Reproduce each of the following entries verbatim, from the first line to the last.

§ **Exercise materials**
------------------------------------------------------------
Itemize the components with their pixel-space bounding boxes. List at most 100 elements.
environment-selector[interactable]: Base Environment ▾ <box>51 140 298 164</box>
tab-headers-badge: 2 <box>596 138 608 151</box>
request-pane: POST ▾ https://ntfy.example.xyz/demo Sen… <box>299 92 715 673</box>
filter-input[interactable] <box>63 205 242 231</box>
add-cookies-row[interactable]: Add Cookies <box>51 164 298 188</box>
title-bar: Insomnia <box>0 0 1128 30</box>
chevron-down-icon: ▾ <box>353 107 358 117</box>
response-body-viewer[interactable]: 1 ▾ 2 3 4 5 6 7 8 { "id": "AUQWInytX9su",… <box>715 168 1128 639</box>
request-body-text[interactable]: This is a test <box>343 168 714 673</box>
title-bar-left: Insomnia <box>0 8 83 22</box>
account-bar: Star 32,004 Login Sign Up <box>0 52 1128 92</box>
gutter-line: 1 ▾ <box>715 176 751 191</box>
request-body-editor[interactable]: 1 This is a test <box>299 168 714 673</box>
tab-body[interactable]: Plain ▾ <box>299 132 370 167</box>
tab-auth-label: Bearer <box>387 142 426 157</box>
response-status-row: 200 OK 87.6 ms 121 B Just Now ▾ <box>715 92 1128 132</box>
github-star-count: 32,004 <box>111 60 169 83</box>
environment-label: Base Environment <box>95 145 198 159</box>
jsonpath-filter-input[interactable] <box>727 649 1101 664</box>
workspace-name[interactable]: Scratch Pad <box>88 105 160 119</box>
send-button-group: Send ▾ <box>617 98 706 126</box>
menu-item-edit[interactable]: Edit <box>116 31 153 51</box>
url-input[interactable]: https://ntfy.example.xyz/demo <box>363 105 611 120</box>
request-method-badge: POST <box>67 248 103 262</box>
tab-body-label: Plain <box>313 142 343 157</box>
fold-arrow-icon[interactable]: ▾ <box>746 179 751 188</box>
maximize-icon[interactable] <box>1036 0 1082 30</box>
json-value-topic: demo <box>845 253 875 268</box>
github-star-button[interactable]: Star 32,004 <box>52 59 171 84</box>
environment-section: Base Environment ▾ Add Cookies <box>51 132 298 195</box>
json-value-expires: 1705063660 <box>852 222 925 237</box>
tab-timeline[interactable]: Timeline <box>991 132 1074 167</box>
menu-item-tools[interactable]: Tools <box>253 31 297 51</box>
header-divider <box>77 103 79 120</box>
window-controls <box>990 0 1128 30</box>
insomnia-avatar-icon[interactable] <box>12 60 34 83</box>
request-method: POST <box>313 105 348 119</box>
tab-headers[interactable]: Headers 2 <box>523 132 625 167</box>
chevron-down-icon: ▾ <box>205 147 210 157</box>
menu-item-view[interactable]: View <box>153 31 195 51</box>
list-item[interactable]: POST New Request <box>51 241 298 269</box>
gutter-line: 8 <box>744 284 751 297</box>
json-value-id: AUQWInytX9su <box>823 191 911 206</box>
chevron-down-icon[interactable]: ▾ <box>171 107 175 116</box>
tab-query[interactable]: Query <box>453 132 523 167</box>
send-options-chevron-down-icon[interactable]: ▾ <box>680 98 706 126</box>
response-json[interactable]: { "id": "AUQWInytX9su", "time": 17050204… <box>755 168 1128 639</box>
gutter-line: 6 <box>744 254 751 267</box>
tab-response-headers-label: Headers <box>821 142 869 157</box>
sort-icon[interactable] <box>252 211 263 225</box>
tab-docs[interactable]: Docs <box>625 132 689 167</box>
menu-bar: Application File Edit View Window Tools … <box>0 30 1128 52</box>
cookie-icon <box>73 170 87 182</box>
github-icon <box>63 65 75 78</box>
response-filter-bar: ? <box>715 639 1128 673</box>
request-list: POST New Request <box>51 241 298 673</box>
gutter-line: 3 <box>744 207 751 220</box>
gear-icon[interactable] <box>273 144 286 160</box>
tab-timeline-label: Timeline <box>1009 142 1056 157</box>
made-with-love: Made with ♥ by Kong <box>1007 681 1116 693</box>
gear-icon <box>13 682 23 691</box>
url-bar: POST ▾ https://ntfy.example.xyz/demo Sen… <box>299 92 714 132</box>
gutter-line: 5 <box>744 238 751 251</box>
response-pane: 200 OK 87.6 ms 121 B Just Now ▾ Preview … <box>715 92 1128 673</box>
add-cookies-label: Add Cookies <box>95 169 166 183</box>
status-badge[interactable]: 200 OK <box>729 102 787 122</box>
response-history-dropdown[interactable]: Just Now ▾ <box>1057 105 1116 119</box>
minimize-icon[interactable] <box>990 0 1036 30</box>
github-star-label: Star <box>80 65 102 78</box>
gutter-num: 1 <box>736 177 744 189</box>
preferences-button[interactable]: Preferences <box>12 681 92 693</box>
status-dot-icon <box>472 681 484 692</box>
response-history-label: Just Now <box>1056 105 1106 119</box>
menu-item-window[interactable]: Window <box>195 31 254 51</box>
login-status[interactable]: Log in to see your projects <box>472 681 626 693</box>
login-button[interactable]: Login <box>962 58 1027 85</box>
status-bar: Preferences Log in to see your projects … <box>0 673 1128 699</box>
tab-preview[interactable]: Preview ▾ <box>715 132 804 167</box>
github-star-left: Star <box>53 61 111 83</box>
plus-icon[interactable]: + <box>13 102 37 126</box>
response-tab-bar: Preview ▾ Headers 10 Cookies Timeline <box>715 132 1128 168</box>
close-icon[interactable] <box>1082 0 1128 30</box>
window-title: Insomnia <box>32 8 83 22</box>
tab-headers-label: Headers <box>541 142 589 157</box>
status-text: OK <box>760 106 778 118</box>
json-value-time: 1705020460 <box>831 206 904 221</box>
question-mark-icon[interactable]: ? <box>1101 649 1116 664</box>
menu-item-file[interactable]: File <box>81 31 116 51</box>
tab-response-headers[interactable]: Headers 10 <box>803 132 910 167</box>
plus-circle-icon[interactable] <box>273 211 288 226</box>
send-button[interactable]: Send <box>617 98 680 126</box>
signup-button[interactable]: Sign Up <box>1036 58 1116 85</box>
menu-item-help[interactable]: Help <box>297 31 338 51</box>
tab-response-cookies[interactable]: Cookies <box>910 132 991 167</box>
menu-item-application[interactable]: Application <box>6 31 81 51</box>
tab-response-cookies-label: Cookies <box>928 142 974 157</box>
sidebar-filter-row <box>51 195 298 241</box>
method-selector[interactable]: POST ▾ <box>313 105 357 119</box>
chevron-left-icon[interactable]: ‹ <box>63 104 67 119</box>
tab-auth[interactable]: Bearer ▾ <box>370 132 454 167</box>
------------------------------------------------------------
§ **Written solution**
Itemize the components with their pixel-space bounding boxes. List at most 100 elements.
environment-selector[interactable]: Base Environment ▾ <box>51 140 298 164</box>
tab-headers-badge: 2 <box>596 138 608 151</box>
request-pane: POST ▾ https://ntfy.example.xyz/demo Sen… <box>299 92 715 673</box>
filter-input[interactable] <box>63 205 242 231</box>
add-cookies-row[interactable]: Add Cookies <box>51 164 298 188</box>
title-bar: Insomnia <box>0 0 1128 30</box>
chevron-down-icon: ▾ <box>353 107 358 117</box>
response-body-viewer[interactable]: 1 ▾ 2 3 4 5 6 7 8 { "id": "AUQWInytX9su",… <box>715 168 1128 639</box>
request-body-text[interactable]: This is a test <box>343 168 714 673</box>
title-bar-left: Insomnia <box>0 8 83 22</box>
account-bar: Star 32,004 Login Sign Up <box>0 52 1128 92</box>
gutter-line: 1 ▾ <box>715 176 751 191</box>
request-body-editor[interactable]: 1 This is a test <box>299 168 714 673</box>
tab-body[interactable]: Plain ▾ <box>299 132 370 167</box>
tab-auth-label: Bearer <box>387 142 426 157</box>
response-status-row: 200 OK 87.6 ms 121 B Just Now ▾ <box>715 92 1128 132</box>
github-star-count: 32,004 <box>111 60 169 83</box>
environment-label: Base Environment <box>95 145 198 159</box>
jsonpath-filter-input[interactable] <box>727 649 1101 664</box>
workspace-name[interactable]: Scratch Pad <box>88 105 160 119</box>
send-button-group: Send ▾ <box>617 98 706 126</box>
menu-item-edit[interactable]: Edit <box>116 31 153 51</box>
url-input[interactable]: https://ntfy.example.xyz/demo <box>363 105 611 120</box>
request-method-badge: POST <box>67 248 103 262</box>
tab-body-label: Plain <box>313 142 343 157</box>
fold-arrow-icon[interactable]: ▾ <box>746 179 751 188</box>
maximize-icon[interactable] <box>1036 0 1082 30</box>
json-value-topic: demo <box>845 253 875 268</box>
github-star-button[interactable]: Star 32,004 <box>52 59 171 84</box>
environment-section: Base Environment ▾ Add Cookies <box>51 132 298 195</box>
json-value-expires: 1705063660 <box>852 222 925 237</box>
tab-timeline[interactable]: Timeline <box>991 132 1074 167</box>
menu-item-tools[interactable]: Tools <box>253 31 297 51</box>
header-divider <box>77 103 79 120</box>
window-controls <box>990 0 1128 30</box>
insomnia-avatar-icon[interactable] <box>12 60 34 83</box>
request-method: POST <box>313 105 348 119</box>
tab-headers[interactable]: Headers 2 <box>523 132 625 167</box>
chevron-down-icon: ▾ <box>205 147 210 157</box>
menu-item-view[interactable]: View <box>153 31 195 51</box>
list-item[interactable]: POST New Request <box>51 241 298 269</box>
gutter-line: 8 <box>744 284 751 297</box>
json-value-id: AUQWInytX9su <box>823 191 911 206</box>
chevron-down-icon[interactable]: ▾ <box>171 107 175 116</box>
tab-query[interactable]: Query <box>453 132 523 167</box>
send-options-chevron-down-icon[interactable]: ▾ <box>680 98 706 126</box>
response-json[interactable]: { "id": "AUQWInytX9su", "time": 17050204… <box>755 168 1128 639</box>
gutter-line: 6 <box>744 254 751 267</box>
tab-response-headers-label: Headers <box>821 142 869 157</box>
sort-icon[interactable] <box>252 211 263 225</box>
tab-docs[interactable]: Docs <box>625 132 689 167</box>
menu-bar: Application File Edit View Window Tools … <box>0 30 1128 52</box>
cookie-icon <box>73 170 87 182</box>
github-icon <box>63 65 75 78</box>
response-filter-bar: ? <box>715 639 1128 673</box>
request-list: POST New Request <box>51 241 298 673</box>
gutter-line: 3 <box>744 207 751 220</box>
gear-icon[interactable] <box>273 144 286 160</box>
tab-timeline-label: Timeline <box>1009 142 1056 157</box>
made-with-love: Made with ♥ by Kong <box>1007 681 1116 693</box>
gear-icon <box>13 682 23 691</box>
url-bar: POST ▾ https://ntfy.example.xyz/demo Sen… <box>299 92 714 132</box>
gutter-line: 5 <box>744 238 751 251</box>
response-pane: 200 OK 87.6 ms 121 B Just Now ▾ Preview … <box>715 92 1128 673</box>
add-cookies-label: Add Cookies <box>95 169 166 183</box>
status-badge[interactable]: 200 OK <box>729 102 787 122</box>
response-history-dropdown[interactable]: Just Now ▾ <box>1057 105 1116 119</box>
minimize-icon[interactable] <box>990 0 1036 30</box>
github-star-label: Star <box>80 65 102 78</box>
gutter-num: 1 <box>736 177 744 189</box>
preferences-button[interactable]: Preferences <box>12 681 92 693</box>
status-dot-icon <box>472 681 484 692</box>
response-history-label: Just Now <box>1056 105 1106 119</box>
menu-item-window[interactable]: Window <box>195 31 254 51</box>
login-status[interactable]: Log in to see your projects <box>472 681 626 693</box>
login-button[interactable]: Login <box>962 58 1027 85</box>
status-bar: Preferences Log in to see your projects … <box>0 673 1128 699</box>
tab-preview[interactable]: Preview ▾ <box>715 132 804 167</box>
github-star-left: Star <box>53 61 111 83</box>
plus-icon[interactable]: + <box>13 102 37 126</box>
response-tab-bar: Preview ▾ Headers 10 Cookies Timeline <box>715 132 1128 168</box>
close-icon[interactable] <box>1082 0 1128 30</box>
window-title: Insomnia <box>32 8 83 22</box>
tab-headers-label: Headers <box>541 142 589 157</box>
status-text: OK <box>760 106 778 118</box>
json-value-time: 1705020460 <box>831 206 904 221</box>
question-mark-icon[interactable]: ? <box>1101 649 1116 664</box>
menu-item-file[interactable]: File <box>81 31 116 51</box>
tab-response-headers[interactable]: Headers 10 <box>803 132 910 167</box>
plus-circle-icon[interactable] <box>273 211 288 226</box>
send-button[interactable]: Send <box>617 98 680 126</box>
signup-button[interactable]: Sign Up <box>1036 58 1116 85</box>
menu-item-help[interactable]: Help <box>297 31 338 51</box>
tab-response-cookies[interactable]: Cookies <box>910 132 991 167</box>
menu-item-application[interactable]: Application <box>6 31 81 51</box>
tab-response-cookies-label: Cookies <box>928 142 974 157</box>
sidebar-filter-row <box>51 195 298 241</box>
method-selector[interactable]: POST ▾ <box>313 105 357 119</box>
chevron-left-icon[interactable]: ‹ <box>63 104 67 119</box>
tab-auth[interactable]: Bearer ▾ <box>370 132 454 167</box>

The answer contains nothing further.